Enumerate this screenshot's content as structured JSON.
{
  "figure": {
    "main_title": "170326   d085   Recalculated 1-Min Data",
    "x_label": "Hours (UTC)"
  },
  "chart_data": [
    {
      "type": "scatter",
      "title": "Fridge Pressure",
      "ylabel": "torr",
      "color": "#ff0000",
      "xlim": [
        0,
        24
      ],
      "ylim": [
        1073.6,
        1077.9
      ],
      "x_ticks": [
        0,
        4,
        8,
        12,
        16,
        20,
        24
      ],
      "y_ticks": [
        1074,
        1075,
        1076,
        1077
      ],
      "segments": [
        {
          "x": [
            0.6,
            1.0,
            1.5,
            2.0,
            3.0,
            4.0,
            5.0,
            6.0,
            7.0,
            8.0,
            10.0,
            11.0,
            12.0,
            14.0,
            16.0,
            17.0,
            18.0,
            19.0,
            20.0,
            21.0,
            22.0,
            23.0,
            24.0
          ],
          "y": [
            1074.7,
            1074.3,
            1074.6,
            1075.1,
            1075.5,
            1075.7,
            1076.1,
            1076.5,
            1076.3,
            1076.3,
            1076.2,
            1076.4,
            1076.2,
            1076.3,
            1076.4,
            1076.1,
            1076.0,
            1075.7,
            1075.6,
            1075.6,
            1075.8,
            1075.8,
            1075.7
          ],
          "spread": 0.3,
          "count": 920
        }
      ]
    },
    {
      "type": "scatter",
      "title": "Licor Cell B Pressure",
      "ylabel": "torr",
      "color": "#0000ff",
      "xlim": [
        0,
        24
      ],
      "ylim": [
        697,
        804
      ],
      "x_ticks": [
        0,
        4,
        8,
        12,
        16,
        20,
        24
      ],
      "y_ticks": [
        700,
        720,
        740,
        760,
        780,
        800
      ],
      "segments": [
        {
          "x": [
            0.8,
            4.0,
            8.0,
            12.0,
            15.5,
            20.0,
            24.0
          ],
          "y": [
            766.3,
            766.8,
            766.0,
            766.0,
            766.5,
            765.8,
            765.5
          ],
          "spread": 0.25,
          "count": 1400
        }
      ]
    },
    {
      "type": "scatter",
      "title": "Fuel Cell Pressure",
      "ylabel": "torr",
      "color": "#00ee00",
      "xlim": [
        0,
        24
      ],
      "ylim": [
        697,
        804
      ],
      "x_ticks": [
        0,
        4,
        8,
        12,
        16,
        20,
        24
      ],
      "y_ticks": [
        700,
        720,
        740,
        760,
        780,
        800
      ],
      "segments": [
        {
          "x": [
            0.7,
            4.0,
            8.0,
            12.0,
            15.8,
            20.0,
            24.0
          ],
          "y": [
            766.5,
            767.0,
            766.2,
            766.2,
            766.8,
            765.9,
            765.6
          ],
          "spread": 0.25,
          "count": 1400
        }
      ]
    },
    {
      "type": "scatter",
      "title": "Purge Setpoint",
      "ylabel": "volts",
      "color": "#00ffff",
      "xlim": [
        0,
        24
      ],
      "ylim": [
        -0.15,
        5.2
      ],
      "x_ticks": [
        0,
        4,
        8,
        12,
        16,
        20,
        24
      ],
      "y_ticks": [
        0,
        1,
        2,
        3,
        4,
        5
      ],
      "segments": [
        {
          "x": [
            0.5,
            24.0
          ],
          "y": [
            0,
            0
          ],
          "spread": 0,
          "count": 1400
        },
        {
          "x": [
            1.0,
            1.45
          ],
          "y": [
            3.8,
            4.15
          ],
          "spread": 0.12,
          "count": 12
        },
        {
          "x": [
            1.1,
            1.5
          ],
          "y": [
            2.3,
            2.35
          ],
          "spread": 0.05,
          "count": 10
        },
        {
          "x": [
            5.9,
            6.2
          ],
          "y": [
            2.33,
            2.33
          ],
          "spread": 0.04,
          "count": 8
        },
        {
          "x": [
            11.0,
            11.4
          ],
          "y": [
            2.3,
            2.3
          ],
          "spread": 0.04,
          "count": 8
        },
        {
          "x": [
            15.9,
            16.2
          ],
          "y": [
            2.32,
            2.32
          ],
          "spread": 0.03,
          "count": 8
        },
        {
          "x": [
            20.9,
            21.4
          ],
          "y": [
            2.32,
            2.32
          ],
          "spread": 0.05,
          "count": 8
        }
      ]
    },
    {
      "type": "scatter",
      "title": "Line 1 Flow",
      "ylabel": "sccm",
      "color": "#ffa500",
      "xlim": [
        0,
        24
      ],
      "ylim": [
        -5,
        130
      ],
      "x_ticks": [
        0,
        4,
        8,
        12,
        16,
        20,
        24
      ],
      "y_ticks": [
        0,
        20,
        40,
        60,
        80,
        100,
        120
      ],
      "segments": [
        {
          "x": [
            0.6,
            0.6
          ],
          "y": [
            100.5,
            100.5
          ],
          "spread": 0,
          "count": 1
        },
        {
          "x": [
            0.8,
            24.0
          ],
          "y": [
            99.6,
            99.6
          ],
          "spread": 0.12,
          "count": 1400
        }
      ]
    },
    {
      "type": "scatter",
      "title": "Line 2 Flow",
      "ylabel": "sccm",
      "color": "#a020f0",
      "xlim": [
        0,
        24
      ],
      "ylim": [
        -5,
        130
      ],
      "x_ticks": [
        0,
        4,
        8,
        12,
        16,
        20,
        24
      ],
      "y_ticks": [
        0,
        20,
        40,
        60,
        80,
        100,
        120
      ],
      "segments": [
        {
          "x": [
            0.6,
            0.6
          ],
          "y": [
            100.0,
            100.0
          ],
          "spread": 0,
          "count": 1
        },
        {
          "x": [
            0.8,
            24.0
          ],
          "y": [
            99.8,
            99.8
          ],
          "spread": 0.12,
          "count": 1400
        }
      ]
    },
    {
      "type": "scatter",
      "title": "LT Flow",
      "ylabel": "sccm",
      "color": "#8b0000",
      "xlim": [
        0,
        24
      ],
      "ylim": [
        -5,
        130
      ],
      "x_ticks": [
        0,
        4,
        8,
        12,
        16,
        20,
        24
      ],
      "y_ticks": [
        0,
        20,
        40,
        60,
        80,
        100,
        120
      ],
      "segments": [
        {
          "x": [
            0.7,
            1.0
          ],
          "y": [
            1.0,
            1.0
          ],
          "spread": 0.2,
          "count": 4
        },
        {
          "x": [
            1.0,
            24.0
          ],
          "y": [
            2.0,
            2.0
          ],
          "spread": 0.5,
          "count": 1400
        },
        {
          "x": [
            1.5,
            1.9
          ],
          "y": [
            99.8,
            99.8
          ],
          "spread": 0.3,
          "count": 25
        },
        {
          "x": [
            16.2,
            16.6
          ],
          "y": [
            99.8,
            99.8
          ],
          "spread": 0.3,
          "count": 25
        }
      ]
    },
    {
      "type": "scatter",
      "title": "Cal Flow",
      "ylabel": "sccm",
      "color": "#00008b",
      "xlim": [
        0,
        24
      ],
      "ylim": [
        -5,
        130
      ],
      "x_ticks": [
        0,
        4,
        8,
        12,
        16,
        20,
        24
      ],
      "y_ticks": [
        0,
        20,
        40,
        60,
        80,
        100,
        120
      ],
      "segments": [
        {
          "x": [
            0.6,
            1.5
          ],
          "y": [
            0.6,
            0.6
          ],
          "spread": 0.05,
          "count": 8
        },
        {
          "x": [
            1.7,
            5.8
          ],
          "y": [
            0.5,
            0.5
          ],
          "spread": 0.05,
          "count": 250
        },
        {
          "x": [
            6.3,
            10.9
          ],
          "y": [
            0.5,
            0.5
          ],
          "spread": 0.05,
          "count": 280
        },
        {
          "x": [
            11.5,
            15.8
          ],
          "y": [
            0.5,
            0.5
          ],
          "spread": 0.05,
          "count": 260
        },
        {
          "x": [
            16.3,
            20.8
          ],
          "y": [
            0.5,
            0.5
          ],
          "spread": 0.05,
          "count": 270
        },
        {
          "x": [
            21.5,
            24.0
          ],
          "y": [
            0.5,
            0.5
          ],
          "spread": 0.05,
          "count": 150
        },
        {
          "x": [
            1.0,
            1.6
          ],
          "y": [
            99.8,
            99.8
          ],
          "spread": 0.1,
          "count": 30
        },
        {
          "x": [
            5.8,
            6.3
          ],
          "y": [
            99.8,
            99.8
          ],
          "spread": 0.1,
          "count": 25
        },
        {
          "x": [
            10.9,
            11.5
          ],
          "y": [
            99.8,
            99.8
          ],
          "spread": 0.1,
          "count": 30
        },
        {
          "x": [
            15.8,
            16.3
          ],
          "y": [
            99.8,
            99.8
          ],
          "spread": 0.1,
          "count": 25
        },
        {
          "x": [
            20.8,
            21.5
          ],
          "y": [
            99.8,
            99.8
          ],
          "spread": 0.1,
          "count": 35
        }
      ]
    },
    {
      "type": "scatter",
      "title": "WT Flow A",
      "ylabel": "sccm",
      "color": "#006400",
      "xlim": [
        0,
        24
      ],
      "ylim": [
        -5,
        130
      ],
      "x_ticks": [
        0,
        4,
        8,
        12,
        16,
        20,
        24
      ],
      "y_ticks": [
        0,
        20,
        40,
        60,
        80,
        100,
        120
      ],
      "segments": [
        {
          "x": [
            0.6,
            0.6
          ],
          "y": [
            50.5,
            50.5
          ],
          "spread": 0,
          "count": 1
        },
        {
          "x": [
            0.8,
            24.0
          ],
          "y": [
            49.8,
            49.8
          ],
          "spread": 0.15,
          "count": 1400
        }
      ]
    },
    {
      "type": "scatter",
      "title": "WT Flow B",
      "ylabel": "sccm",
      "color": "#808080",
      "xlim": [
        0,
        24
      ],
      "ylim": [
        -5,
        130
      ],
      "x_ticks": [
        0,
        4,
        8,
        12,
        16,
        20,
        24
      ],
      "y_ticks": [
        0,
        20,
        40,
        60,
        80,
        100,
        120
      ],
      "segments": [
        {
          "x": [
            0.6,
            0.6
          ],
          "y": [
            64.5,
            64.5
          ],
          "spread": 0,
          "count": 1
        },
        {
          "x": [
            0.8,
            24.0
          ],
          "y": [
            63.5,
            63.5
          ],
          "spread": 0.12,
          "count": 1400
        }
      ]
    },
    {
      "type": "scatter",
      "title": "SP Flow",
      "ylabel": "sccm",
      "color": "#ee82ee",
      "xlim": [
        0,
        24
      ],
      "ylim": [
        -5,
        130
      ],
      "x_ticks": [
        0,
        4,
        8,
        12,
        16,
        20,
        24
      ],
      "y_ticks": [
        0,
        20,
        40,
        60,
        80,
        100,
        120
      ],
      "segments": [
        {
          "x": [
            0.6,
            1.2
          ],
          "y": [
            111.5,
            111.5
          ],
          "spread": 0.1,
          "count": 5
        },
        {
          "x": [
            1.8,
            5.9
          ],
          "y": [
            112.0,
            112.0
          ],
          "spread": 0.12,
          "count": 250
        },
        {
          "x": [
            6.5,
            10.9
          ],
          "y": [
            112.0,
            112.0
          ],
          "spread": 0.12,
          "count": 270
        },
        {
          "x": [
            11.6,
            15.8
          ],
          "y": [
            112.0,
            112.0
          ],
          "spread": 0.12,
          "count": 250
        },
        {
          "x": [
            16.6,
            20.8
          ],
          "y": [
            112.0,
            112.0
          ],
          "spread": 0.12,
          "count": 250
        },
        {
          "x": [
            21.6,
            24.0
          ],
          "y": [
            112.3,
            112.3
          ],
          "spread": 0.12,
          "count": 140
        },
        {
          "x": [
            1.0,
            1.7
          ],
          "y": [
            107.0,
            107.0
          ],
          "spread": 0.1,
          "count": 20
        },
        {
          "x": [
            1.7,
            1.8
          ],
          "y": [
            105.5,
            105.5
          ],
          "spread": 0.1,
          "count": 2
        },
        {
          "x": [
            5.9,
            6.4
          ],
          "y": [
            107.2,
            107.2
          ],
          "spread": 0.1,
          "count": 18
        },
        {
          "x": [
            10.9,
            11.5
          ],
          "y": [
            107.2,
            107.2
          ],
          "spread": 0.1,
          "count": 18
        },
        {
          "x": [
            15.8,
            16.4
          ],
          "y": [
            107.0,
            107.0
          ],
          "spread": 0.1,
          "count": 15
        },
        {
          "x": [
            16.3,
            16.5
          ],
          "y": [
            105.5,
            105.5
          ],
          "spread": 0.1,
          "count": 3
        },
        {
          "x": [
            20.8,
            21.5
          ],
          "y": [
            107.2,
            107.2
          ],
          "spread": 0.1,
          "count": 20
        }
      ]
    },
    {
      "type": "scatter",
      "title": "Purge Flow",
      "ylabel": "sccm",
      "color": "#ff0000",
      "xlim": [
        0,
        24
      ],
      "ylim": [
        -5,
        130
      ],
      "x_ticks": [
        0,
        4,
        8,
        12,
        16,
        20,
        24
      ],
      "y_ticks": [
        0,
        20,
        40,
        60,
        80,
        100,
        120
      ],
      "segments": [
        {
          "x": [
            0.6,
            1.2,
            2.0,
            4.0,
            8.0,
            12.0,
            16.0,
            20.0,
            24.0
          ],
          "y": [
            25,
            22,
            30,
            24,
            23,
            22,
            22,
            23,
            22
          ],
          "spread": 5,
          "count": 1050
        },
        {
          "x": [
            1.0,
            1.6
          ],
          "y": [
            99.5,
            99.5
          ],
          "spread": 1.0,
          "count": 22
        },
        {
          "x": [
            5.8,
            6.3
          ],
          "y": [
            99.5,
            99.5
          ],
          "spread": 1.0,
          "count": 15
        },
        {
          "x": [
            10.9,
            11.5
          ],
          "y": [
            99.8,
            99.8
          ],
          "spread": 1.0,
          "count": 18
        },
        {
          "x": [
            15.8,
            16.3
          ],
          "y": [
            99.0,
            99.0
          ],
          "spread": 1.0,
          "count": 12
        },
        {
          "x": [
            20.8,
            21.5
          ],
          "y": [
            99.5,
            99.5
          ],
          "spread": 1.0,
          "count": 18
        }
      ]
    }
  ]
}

▸ Stated task:
Search the data above for the string "Pressure" and return every line that has it.

▸ Answer to the exercise:
      "title": "Fridge Pressure",
      "title": "Licor Cell B Pressure",
      "title": "Fuel Cell Pressure",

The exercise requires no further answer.